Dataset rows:
··········
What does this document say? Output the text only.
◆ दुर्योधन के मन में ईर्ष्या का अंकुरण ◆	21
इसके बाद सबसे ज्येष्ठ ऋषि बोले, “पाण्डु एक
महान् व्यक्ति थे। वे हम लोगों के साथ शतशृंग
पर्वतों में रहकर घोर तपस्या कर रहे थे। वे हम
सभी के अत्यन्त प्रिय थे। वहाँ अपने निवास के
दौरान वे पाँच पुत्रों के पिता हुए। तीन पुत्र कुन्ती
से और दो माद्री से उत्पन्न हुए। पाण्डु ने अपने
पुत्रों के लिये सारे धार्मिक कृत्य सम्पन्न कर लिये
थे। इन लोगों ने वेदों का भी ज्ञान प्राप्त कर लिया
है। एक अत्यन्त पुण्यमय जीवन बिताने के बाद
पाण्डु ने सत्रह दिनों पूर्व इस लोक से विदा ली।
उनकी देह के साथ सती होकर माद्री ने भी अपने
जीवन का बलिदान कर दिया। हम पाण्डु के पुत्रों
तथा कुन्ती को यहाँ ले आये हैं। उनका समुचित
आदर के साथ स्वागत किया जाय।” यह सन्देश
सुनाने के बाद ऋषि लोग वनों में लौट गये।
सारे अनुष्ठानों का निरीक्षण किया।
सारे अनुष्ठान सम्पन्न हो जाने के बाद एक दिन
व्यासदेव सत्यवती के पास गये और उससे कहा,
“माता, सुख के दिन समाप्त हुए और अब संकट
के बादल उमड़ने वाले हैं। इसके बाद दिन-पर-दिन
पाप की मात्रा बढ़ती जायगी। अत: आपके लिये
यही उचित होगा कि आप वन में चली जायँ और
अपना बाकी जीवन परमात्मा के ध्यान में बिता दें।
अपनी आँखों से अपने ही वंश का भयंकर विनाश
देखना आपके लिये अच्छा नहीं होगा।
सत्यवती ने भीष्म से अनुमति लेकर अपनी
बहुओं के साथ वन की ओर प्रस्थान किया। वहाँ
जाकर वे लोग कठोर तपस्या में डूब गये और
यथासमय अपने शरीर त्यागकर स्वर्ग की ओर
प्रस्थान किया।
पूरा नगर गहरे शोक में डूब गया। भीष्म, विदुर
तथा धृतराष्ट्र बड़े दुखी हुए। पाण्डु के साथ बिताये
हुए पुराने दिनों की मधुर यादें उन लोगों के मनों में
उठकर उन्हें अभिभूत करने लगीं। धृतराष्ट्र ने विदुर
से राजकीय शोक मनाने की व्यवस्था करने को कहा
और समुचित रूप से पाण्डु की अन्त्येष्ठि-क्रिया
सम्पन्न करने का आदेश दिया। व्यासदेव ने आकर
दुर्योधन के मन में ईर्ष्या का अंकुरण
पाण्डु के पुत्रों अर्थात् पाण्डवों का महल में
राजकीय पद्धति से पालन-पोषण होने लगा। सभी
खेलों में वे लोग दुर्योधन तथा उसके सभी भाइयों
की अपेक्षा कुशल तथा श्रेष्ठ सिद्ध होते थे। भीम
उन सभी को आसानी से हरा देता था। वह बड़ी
··········
**DESCRIPTION OF THE TASK:**
Would you restate each of the entries word for word?

**TASK RESPONSE:**
What does this document say? Output the text only.
◆ दुर्योधन के मन में ईर्ष्या का अंकुरण ◆	21
इसके बाद सबसे ज्येष्ठ ऋषि बोले, “पाण्डु एक
महान् व्यक्ति थे। वे हम लोगों के साथ शतशृंग
पर्वतों में रहकर घोर तपस्या कर रहे थे। वे हम
सभी के अत्यन्त प्रिय थे। वहाँ अपने निवास के
दौरान वे पाँच पुत्रों के पिता हुए। तीन पुत्र कुन्ती
से और दो माद्री से उत्पन्न हुए। पाण्डु ने अपने
पुत्रों के लिये सारे धार्मिक कृत्य सम्पन्न कर लिये
थे। इन लोगों ने वेदों का भी ज्ञान प्राप्त कर लिया
है। एक अत्यन्त पुण्यमय जीवन बिताने के बाद
पाण्डु ने सत्रह दिनों पूर्व इस लोक से विदा ली।
उनकी देह के साथ सती होकर माद्री ने भी अपने
जीवन का बलिदान कर दिया। हम पाण्डु के पुत्रों
तथा कुन्ती को यहाँ ले आये हैं। उनका समुचित
आदर के साथ स्वागत किया जाय।” यह सन्देश
सुनाने के बाद ऋषि लोग वनों में लौट गये।
सारे अनुष्ठानों का निरीक्षण किया।
सारे अनुष्ठान सम्पन्न हो जाने के बाद एक दिन
व्यासदेव सत्यवती के पास गये और उससे कहा,
“माता, सुख के दिन समाप्त हुए और अब संकट
के बादल उमड़ने वाले हैं। इसके बाद दिन-पर-दिन
पाप की मात्रा बढ़ती जायगी। अत: आपके लिये
यही उचित होगा कि आप वन में चली जायँ और
अपना बाकी जीवन परमात्मा के ध्यान में बिता दें।
अपनी आँखों से अपने ही वंश का भयंकर विनाश
देखना आपके लिये अच्छा नहीं होगा।
सत्यवती ने भीष्म से अनुमति लेकर अपनी
बहुओं के साथ वन की ओर प्रस्थान किया। वहाँ
जाकर वे लोग कठोर तपस्या में डूब गये और
यथासमय अपने शरीर त्यागकर स्वर्ग की ओर
प्रस्थान किया।
पूरा नगर गहरे शोक में डूब गया। भीष्म, विदुर
तथा धृतराष्ट्र बड़े दुखी हुए। पाण्डु के साथ बिताये
हुए पुराने दिनों की मधुर यादें उन लोगों के मनों में
उठकर उन्हें अभिभूत करने लगीं। धृतराष्ट्र ने विदुर
से राजकीय शोक मनाने की व्यवस्था करने को कहा
और समुचित रूप से पाण्डु की अन्त्येष्ठि-क्रिया
सम्पन्न करने का आदेश दिया। व्यासदेव ने आकर
दुर्योधन के मन में ईर्ष्या का अंकुरण
पाण्डु के पुत्रों अर्थात् पाण्डवों का महल में
राजकीय पद्धति से पालन-पोषण होने लगा। सभी
खेलों में वे लोग दुर्योधन तथा उसके सभी भाइयों
की अपेक्षा कुशल तथा श्रेष्ठ सिद्ध होते थे। भीम
उन सभी को आसानी से हरा देता था। वह बड़ी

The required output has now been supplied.